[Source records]
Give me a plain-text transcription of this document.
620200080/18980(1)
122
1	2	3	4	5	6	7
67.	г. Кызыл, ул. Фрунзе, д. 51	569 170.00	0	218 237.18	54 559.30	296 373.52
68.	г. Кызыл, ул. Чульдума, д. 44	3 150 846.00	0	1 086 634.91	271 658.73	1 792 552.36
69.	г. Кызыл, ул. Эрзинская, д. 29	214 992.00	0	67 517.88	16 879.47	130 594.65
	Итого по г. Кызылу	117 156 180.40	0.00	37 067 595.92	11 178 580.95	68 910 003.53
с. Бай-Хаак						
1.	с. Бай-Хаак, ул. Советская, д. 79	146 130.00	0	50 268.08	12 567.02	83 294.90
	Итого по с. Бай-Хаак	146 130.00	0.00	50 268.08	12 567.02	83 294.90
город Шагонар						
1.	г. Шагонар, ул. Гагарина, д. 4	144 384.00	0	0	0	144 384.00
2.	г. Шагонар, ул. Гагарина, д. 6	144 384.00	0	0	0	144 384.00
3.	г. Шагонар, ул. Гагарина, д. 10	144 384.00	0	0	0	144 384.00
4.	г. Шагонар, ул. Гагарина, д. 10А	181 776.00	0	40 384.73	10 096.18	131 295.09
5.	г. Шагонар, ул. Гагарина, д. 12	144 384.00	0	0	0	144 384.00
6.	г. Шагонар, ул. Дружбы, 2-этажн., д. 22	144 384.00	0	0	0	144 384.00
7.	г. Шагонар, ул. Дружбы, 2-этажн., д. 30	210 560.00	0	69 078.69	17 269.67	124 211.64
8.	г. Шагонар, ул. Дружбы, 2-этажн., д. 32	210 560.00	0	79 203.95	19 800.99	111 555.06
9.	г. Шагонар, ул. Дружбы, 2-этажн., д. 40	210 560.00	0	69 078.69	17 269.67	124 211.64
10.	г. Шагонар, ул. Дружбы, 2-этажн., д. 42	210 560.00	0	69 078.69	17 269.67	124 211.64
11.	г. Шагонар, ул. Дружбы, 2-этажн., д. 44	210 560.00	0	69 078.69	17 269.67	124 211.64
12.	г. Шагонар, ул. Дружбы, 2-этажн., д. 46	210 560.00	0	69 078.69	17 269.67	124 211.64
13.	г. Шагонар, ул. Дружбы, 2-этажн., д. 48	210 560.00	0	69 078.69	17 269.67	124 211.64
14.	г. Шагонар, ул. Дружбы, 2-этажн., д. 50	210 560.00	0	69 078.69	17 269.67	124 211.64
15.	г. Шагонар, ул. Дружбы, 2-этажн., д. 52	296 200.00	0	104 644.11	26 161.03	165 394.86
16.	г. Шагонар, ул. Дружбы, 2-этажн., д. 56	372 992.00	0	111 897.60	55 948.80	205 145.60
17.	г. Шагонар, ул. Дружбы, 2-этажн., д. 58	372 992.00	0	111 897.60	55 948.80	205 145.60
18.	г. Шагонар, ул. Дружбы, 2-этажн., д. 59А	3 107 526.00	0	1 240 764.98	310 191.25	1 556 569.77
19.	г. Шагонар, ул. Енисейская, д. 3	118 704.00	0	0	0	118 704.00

Stated task: Every entry should be output exactly as written, please.

Result of this exercise:
Give me a plain-text transcription of this document.
620200080/18980(1)
122
1	2	3	4	5	6	7
67.	г. Кызыл, ул. Фрунзе, д. 51	569 170.00	0	218 237.18	54 559.30	296 373.52
68.	г. Кызыл, ул. Чульдума, д. 44	3 150 846.00	0	1 086 634.91	271 658.73	1 792 552.36
69.	г. Кызыл, ул. Эрзинская, д. 29	214 992.00	0	67 517.88	16 879.47	130 594.65
	Итого по г. Кызылу	117 156 180.40	0.00	37 067 595.92	11 178 580.95	68 910 003.53
с. Бай-Хаак						
1.	с. Бай-Хаак, ул. Советская, д. 79	146 130.00	0	50 268.08	12 567.02	83 294.90
	Итого по с. Бай-Хаак	146 130.00	0.00	50 268.08	12 567.02	83 294.90
город Шагонар						
1.	г. Шагонар, ул. Гагарина, д. 4	144 384.00	0	0	0	144 384.00
2.	г. Шагонар, ул. Гагарина, д. 6	144 384.00	0	0	0	144 384.00
3.	г. Шагонар, ул. Гагарина, д. 10	144 384.00	0	0	0	144 384.00
4.	г. Шагонар, ул. Гагарина, д. 10А	181 776.00	0	40 384.73	10 096.18	131 295.09
5.	г. Шагонар, ул. Гагарина, д. 12	144 384.00	0	0	0	144 384.00
6.	г. Шагонар, ул. Дружбы, 2-этажн., д. 22	144 384.00	0	0	0	144 384.00
7.	г. Шагонар, ул. Дружбы, 2-этажн., д. 30	210 560.00	0	69 078.69	17 269.67	124 211.64
8.	г. Шагонар, ул. Дружбы, 2-этажн., д. 32	210 560.00	0	79 203.95	19 800.99	111 555.06
9.	г. Шагонар, ул. Дружбы, 2-этажн., д. 40	210 560.00	0	69 078.69	17 269.67	124 211.64
10.	г. Шагонар, ул. Дружбы, 2-этажн., д. 42	210 560.00	0	69 078.69	17 269.67	124 211.64
11.	г. Шагонар, ул. Дружбы, 2-этажн., д. 44	210 560.00	0	69 078.69	17 269.67	124 211.64
12.	г. Шагонар, ул. Дружбы, 2-этажн., д. 46	210 560.00	0	69 078.69	17 269.67	124 211.64
13.	г. Шагонар, ул. Дружбы, 2-этажн., д. 48	210 560.00	0	69 078.69	17 269.67	124 211.64
14.	г. Шагонар, ул. Дружбы, 2-этажн., д. 50	210 560.00	0	69 078.69	17 269.67	124 211.64
15.	г. Шагонар, ул. Дружбы, 2-этажн., д. 52	296 200.00	0	104 644.11	26 161.03	165 394.86
16.	г. Шагонар, ул. Дружбы, 2-этажн., д. 56	372 992.00	0	111 897.60	55 948.80	205 145.60
17.	г. Шагонар, ул. Дружбы, 2-этажн., д. 58	372 992.00	0	111 897.60	55 948.80	205 145.60
18.	г. Шагонар, ул. Дружбы, 2-этажн., д. 59А	3 107 526.00	0	1 240 764.98	310 191.25	1 556 569.77
19.	г. Шагонар, ул. Енисейская, д. 3	118 704.00	0	0	0	118 704.00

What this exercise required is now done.